Transcribe the records that follow in their entirety, omitting any pictures.

[Raw records]
■ ■ ■ ■ ■ ■ ■
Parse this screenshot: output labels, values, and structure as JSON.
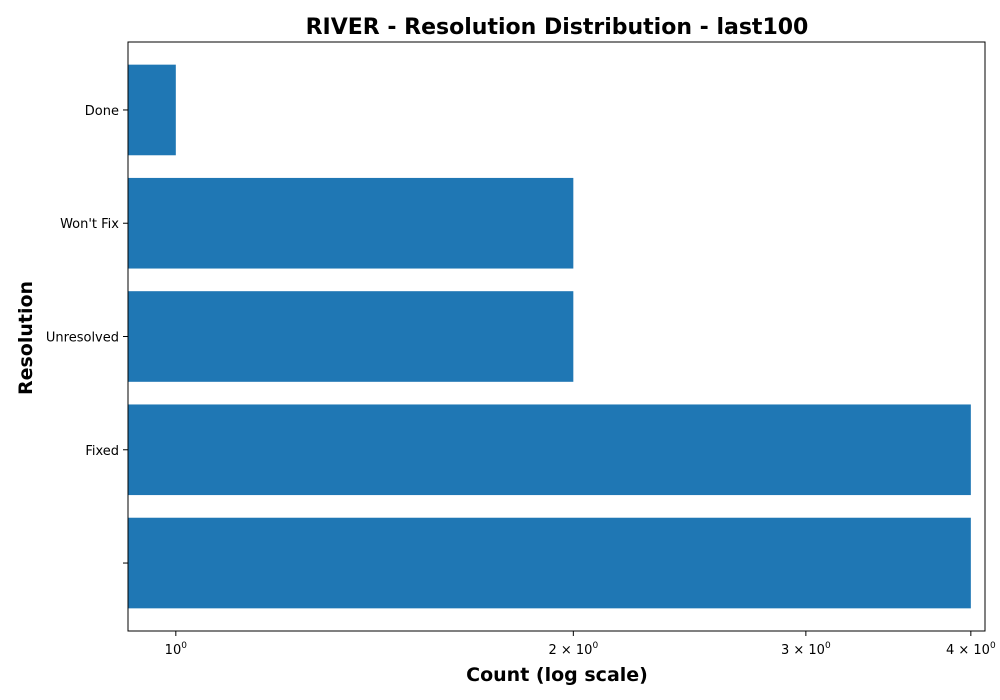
{
  "chart_data": {
    "type": "bar",
    "orientation": "horizontal",
    "title": "RIVER - Resolution Distribution - last100",
    "xlabel": "Count (log scale)",
    "ylabel": "Resolution",
    "x_scale": "log",
    "xlim": [
      0.92,
      4.1
    ],
    "grid": false,
    "bar_color": "#1f77b4",
    "categories": [
      "",
      "Fixed",
      "Unresolved",
      "Won't Fix",
      "Done"
    ],
    "values": [
      4,
      4,
      2,
      2,
      1
    ],
    "x_ticks": [
      {
        "value": 1,
        "label": "10",
        "exponent": "0"
      },
      {
        "value": 2,
        "label": "2 × 10",
        "exponent": "0"
      },
      {
        "value": 3,
        "label": "3 × 10",
        "exponent": "0"
      },
      {
        "value": 4,
        "label": "4 × 10",
        "exponent": "0"
      }
    ]
  }
}
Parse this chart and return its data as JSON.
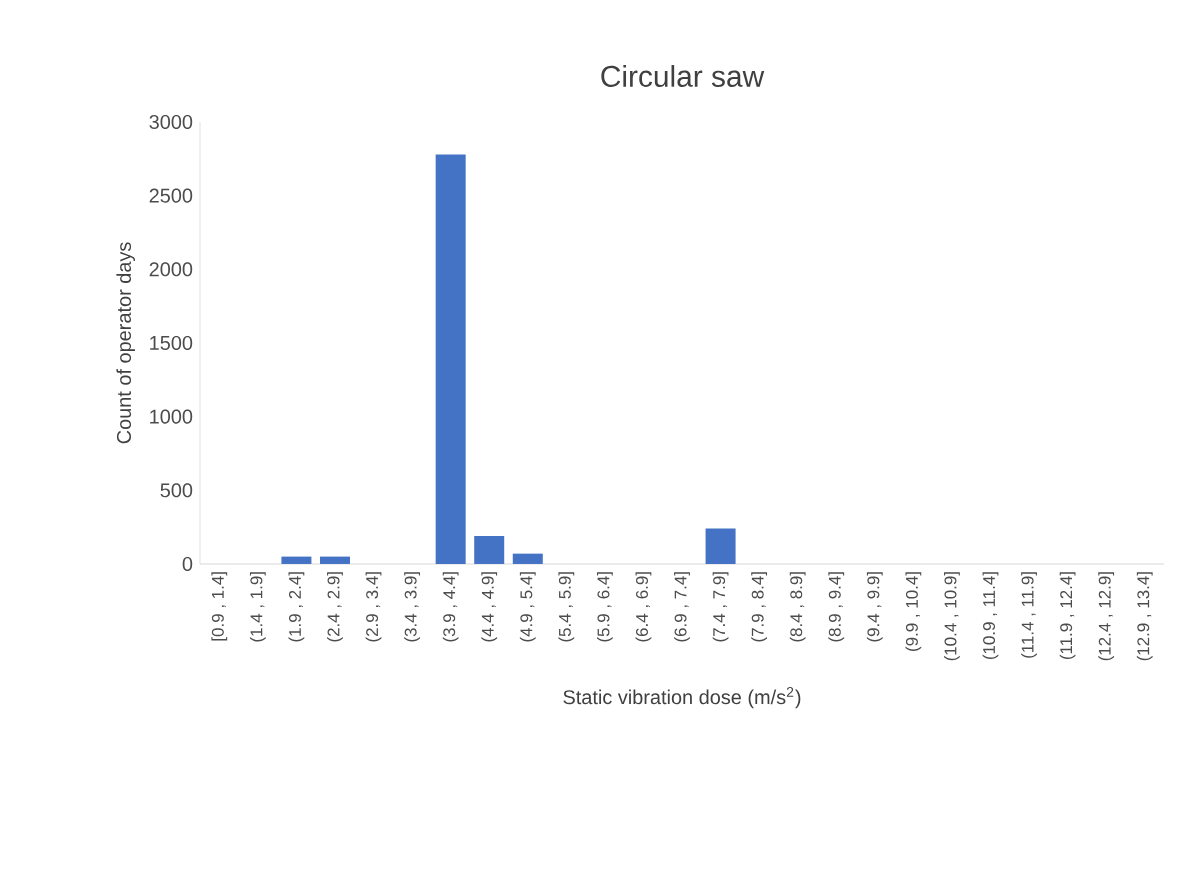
{
  "chart_data": {
    "type": "bar",
    "title": "Circular saw",
    "xlabel": "Static vibration dose (m/s$^{2}$)",
    "ylabel": "Count of operator days",
    "categories": [
      "[0.9 , 1.4]",
      "(1.4 , 1.9]",
      "(1.9 , 2.4]",
      "(2.4 , 2.9]",
      "(2.9 , 3.4]",
      "(3.4 , 3.9]",
      "(3.9 , 4.4]",
      "(4.4 , 4.9]",
      "(4.9 , 5.4]",
      "(5.4 , 5.9]",
      "(5.9 , 6.4]",
      "(6.4 , 6.9]",
      "(6.9 , 7.4]",
      "(7.4 , 7.9]",
      "(7.9 , 8.4]",
      "(8.4 , 8.9]",
      "(8.9 , 9.4]",
      "(9.4 , 9.9]",
      "(9.9 , 10.4]",
      "(10.4 , 10.9]",
      "(10.9 , 11.4]",
      "(11.4 , 11.9]",
      "(11.9 , 12.4]",
      "(12.4 , 12.9]",
      "(12.9 , 13.4]"
    ],
    "values": [
      0,
      0,
      50,
      50,
      0,
      0,
      2780,
      190,
      70,
      0,
      0,
      0,
      0,
      240,
      0,
      0,
      0,
      0,
      0,
      0,
      0,
      0,
      0,
      0,
      0
    ],
    "color": "#4472c4",
    "ylim": [
      0,
      3000
    ],
    "yticks": [
      0,
      500,
      1000,
      1500,
      2000,
      2500,
      3000
    ],
    "grid": false
  }
}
■ ■ ■ ■ ■ ■ ■
Result of the exercise >>
Parse this screenshot: output labels, values, and structure as JSON.
{
  "chart_data": {
    "type": "bar",
    "orientation": "horizontal",
    "title": "RIVER - Resolution Distribution - last100",
    "xlabel": "Count (log scale)",
    "ylabel": "Resolution",
    "x_scale": "log",
    "xlim": [
      0.92,
      4.1
    ],
    "grid": false,
    "bar_color": "#1f77b4",
    "categories": [
      "",
      "Fixed",
      "Unresolved",
      "Won't Fix",
      "Done"
    ],
    "values": [
      4,
      4,
      2,
      2,
      1
    ],
    "x_ticks": [
      {
        "value": 1,
        "label": "10",
        "exponent": "0"
      },
      {
        "value": 2,
        "label": "2 × 10",
        "exponent": "0"
      },
      {
        "value": 3,
        "label": "3 × 10",
        "exponent": "0"
      },
      {
        "value": 4,
        "label": "4 × 10",
        "exponent": "0"
      }
    ]
  }
}
Parse this chart and return its data as JSON.
{
  "chart_data": {
    "type": "bar",
    "title": "Circular saw",
    "xlabel": "Static vibration dose (m/s$^{2}$)",
    "ylabel": "Count of operator days",
    "categories": [
      "[0.9 , 1.4]",
      "(1.4 , 1.9]",
      "(1.9 , 2.4]",
      "(2.4 , 2.9]",
      "(2.9 , 3.4]",
      "(3.4 , 3.9]",
      "(3.9 , 4.4]",
      "(4.4 , 4.9]",
      "(4.9 , 5.4]",
      "(5.4 , 5.9]",
      "(5.9 , 6.4]",
      "(6.4 , 6.9]",
      "(6.9 , 7.4]",
      "(7.4 , 7.9]",
      "(7.9 , 8.4]",
      "(8.4 , 8.9]",
      "(8.9 , 9.4]",
      "(9.4 , 9.9]",
      "(9.9 , 10.4]",
      "(10.4 , 10.9]",
      "(10.9 , 11.4]",
      "(11.4 , 11.9]",
      "(11.9 , 12.4]",
      "(12.4 , 12.9]",
      "(12.9 , 13.4]"
    ],
    "values": [
      0,
      0,
      50,
      50,
      0,
      0,
      2780,
      190,
      70,
      0,
      0,
      0,
      0,
      240,
      0,
      0,
      0,
      0,
      0,
      0,
      0,
      0,
      0,
      0,
      0
    ],
    "color": "#4472c4",
    "ylim": [
      0,
      3000
    ],
    "yticks": [
      0,
      500,
      1000,
      1500,
      2000,
      2500,
      3000
    ],
    "grid": false
  }
}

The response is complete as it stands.